_Exercise_
Extract the records in full, leaving every picture out.

┌────────

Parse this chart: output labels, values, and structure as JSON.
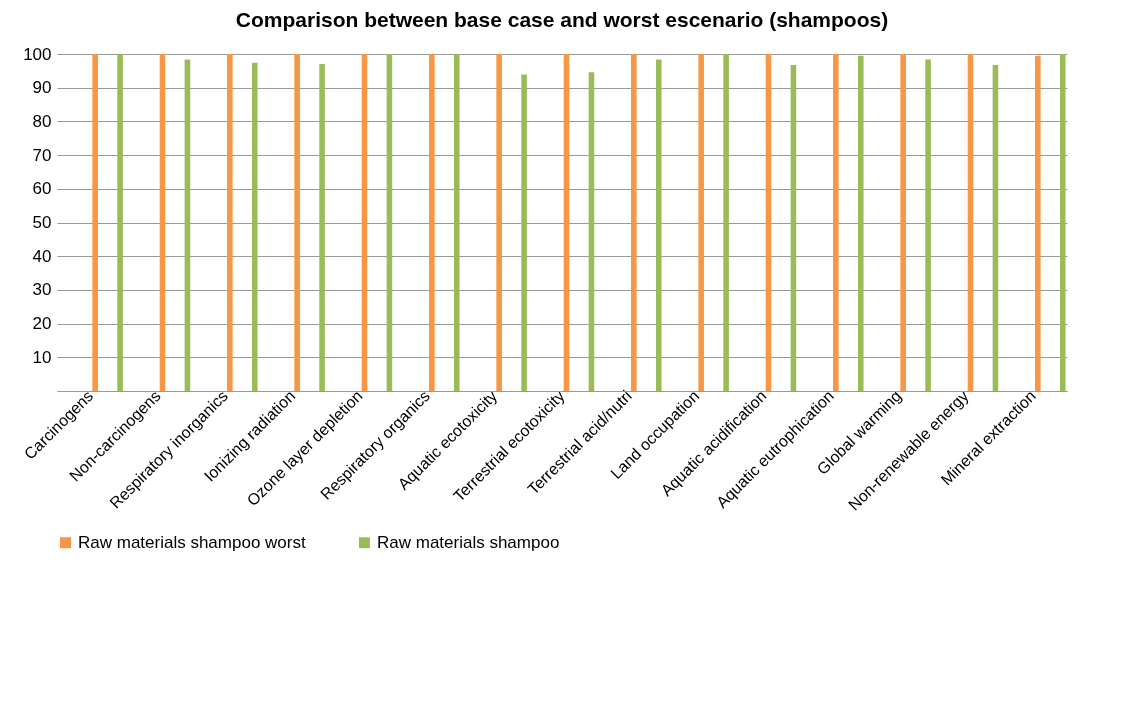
{
  "chart_data": {
    "type": "bar",
    "title": "Comparison between base case and worst  escenario (shampoos)",
    "categories": [
      "Carcinogens",
      "Non-carcinogens",
      "Respiratory inorganics",
      "Ionizing radiation",
      "Ozone layer depletion",
      "Respiratory organics",
      "Aquatic ecotoxicity",
      "Terrestrial ecotoxicity",
      "Terrestrial acid/nutri",
      "Land occupation",
      "Aquatic acidification",
      "Aquatic eutrophication",
      "Global warming",
      "Non-renewable energy",
      "Mineral extraction"
    ],
    "series": [
      {
        "name": "Raw materials shampoo worst",
        "color": "#f79646",
        "values": [
          100,
          100,
          100,
          100,
          100,
          100,
          100,
          100,
          100,
          100,
          100,
          100,
          100,
          100,
          99.5
        ]
      },
      {
        "name": "Raw materials shampoo",
        "color": "#9bbb59",
        "values": [
          100,
          98.4,
          97.4,
          97.0,
          100,
          100,
          93.9,
          94.6,
          98.4,
          100,
          96.7,
          99.5,
          98.4,
          96.7,
          100
        ]
      }
    ],
    "ylim": [
      0,
      100
    ],
    "yticks": [
      {
        "value": 0,
        "label": null
      },
      10,
      20,
      30,
      40,
      50,
      60,
      70,
      80,
      90,
      100
    ],
    "grid": "y",
    "legend": "bottom"
  }
}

└────────

_Answer_
Parse this chart: output labels, values, and structure as JSON.
{
  "chart_data": {
    "type": "bar",
    "title": "Comparison between base case and worst  escenario (shampoos)",
    "categories": [
      "Carcinogens",
      "Non-carcinogens",
      "Respiratory inorganics",
      "Ionizing radiation",
      "Ozone layer depletion",
      "Respiratory organics",
      "Aquatic ecotoxicity",
      "Terrestrial ecotoxicity",
      "Terrestrial acid/nutri",
      "Land occupation",
      "Aquatic acidification",
      "Aquatic eutrophication",
      "Global warming",
      "Non-renewable energy",
      "Mineral extraction"
    ],
    "series": [
      {
        "name": "Raw materials shampoo worst",
        "color": "#f79646",
        "values": [
          100,
          100,
          100,
          100,
          100,
          100,
          100,
          100,
          100,
          100,
          100,
          100,
          100,
          100,
          99.5
        ]
      },
      {
        "name": "Raw materials shampoo",
        "color": "#9bbb59",
        "values": [
          100,
          98.4,
          97.4,
          97.0,
          100,
          100,
          93.9,
          94.6,
          98.4,
          100,
          96.7,
          99.5,
          98.4,
          96.7,
          100
        ]
      }
    ],
    "ylim": [
      0,
      100
    ],
    "yticks": [
      {
        "value": 0,
        "label": null
      },
      10,
      20,
      30,
      40,
      50,
      60,
      70,
      80,
      90,
      100
    ],
    "grid": "y",
    "legend": "bottom"
  }
}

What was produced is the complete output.